PROBLEM TO SOLVE: Print all of the lines exactly. Any picture among them stays out.

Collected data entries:
╭──
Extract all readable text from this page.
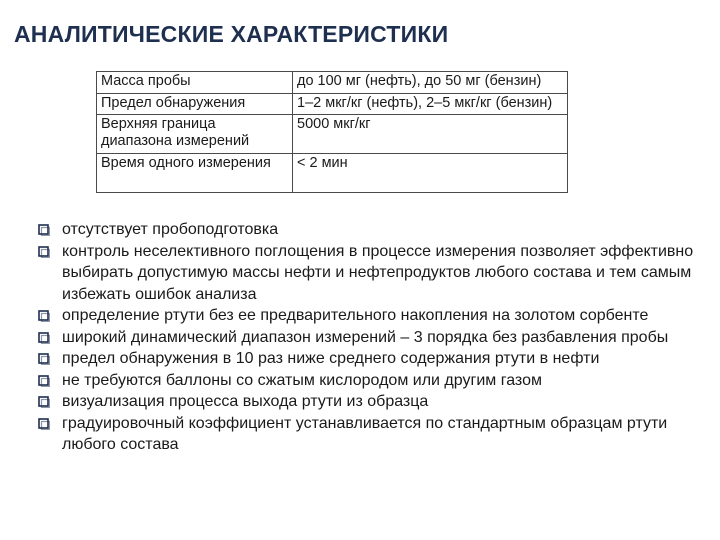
АНАЛИТИЧЕСКИЕ ХАРАКТЕРИСТИКИ
Масса пробы	до 100 мг (нефть), до 50 мг (бензин)
Предел обнаружения	1–2 мкг/кг (нефть), 2–5 мкг/кг (бензин)
Верхняя граница диапазона измерений	5000 мкг/кг
Время одного измерения	< 2 мин
отсутствует пробоподготовка
контроль неселективного поглощения в процессе измерения позволяет эффективно выбирать допустимую массы нефти и нефтепродуктов любого состава и тем самым избежать ошибок анализа
определение ртути без ее предварительного накопления на золотом сорбенте
широкий динамический диапазон измерений – 3 порядка без разбавления пробы
предел обнаружения в 10 раз ниже среднего содержания ртути в нефти
не требуются баллоны со сжатым кислородом или другим газом
визуализация процесса выхода ртути из образца
градуировочный коэффициент устанавливается по стандартным образцам ртути любого состава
╰──
SOLUTION FOR THIS EXERCISE:
Extract all readable text from this page.
АНАЛИТИЧЕСКИЕ ХАРАКТЕРИСТИКИ
Масса пробы	до 100 мг (нефть), до 50 мг (бензин)
Предел обнаружения	1–2 мкг/кг (нефть), 2–5 мкг/кг (бензин)
Верхняя граница диапазона измерений	5000 мкг/кг
Время одного измерения	< 2 мин
отсутствует пробоподготовка
контроль неселективного поглощения в процессе измерения позволяет эффективно выбирать допустимую массы нефти и нефтепродуктов любого состава и тем самым избежать ошибок анализа
определение ртути без ее предварительного накопления на золотом сорбенте
широкий динамический диапазон измерений – 3 порядка без разбавления пробы
предел обнаружения в 10 раз ниже среднего содержания ртути в нефти
не требуются баллоны со сжатым кислородом или другим газом
визуализация процесса выхода ртути из образца
градуировочный коэффициент устанавливается по стандартным образцам ртути любого состава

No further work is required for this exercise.